Exercise requirements: Which lines hold the word "period"? Copy each one.

##### Working data #####

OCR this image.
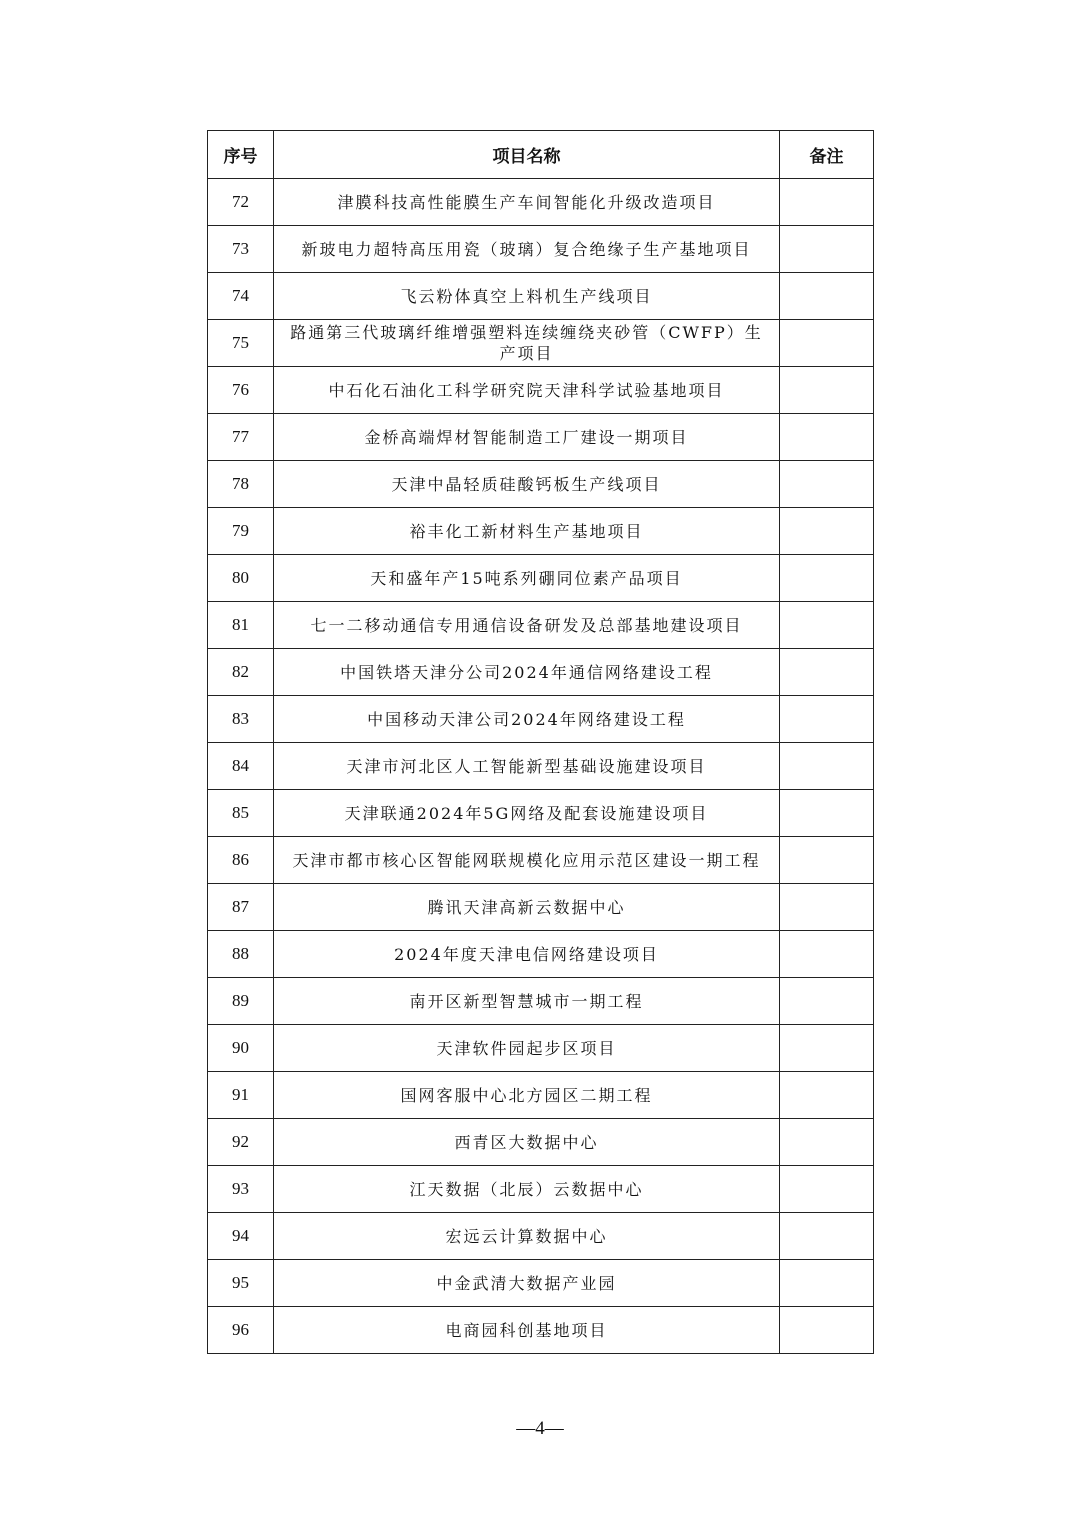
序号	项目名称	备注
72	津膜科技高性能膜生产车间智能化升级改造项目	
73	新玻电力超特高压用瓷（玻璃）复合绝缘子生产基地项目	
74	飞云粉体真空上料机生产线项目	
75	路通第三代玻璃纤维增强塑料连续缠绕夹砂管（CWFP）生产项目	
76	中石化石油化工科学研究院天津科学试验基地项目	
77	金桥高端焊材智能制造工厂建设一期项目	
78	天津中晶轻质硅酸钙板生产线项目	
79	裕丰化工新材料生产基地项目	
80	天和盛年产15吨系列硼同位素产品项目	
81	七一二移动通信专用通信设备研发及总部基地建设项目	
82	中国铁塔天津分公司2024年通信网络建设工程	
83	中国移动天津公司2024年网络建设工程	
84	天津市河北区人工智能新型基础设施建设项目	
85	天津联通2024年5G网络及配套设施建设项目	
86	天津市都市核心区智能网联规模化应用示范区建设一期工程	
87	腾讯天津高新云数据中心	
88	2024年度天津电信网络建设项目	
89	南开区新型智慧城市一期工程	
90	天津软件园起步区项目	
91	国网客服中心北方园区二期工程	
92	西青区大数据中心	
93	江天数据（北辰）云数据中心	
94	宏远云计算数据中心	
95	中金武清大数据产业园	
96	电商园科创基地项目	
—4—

#####
##### Working data #####

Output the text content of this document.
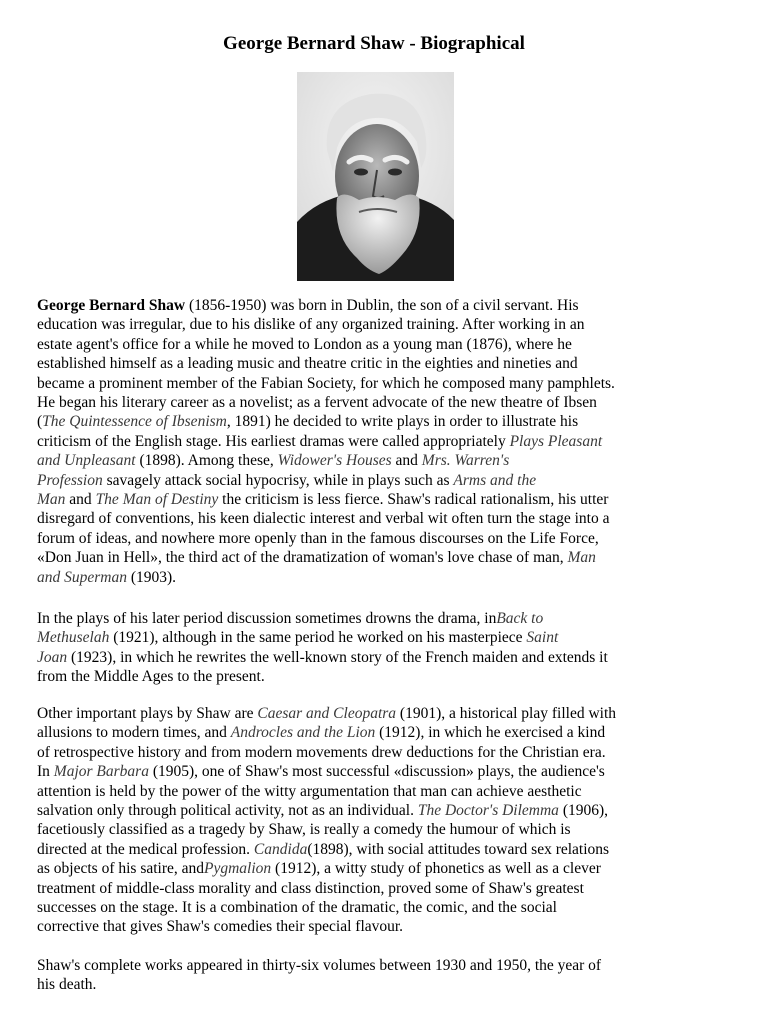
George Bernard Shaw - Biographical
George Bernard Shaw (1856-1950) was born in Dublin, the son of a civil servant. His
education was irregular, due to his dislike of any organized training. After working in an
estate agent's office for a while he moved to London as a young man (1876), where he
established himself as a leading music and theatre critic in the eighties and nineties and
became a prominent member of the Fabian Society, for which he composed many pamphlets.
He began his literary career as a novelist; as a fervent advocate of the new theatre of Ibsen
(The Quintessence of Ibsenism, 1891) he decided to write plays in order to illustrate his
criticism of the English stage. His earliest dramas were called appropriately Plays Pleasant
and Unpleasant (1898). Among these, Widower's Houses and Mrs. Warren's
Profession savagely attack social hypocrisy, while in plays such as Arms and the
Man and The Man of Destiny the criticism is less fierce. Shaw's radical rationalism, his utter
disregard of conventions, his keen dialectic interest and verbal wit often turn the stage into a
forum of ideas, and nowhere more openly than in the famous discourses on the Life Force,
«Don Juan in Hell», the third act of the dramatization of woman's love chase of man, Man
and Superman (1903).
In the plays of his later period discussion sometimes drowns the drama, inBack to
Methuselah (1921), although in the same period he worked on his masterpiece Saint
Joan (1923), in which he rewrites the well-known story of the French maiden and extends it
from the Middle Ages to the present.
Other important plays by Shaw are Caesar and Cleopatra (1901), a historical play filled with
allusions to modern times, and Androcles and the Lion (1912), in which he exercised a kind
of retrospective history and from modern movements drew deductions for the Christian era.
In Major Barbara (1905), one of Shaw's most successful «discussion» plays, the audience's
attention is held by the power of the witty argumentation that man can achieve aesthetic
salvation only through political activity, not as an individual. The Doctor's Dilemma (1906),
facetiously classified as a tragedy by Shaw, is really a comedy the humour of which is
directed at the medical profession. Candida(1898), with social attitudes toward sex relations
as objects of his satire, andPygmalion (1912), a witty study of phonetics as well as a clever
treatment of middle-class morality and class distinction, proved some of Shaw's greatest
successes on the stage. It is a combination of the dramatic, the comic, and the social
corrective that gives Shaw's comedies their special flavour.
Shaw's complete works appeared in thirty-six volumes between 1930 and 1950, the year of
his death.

#####

Written answer:
In the plays of his later period discussion sometimes drowns the drama, inBack to
Methuselah (1921), although in the same period he worked on his masterpiece Saint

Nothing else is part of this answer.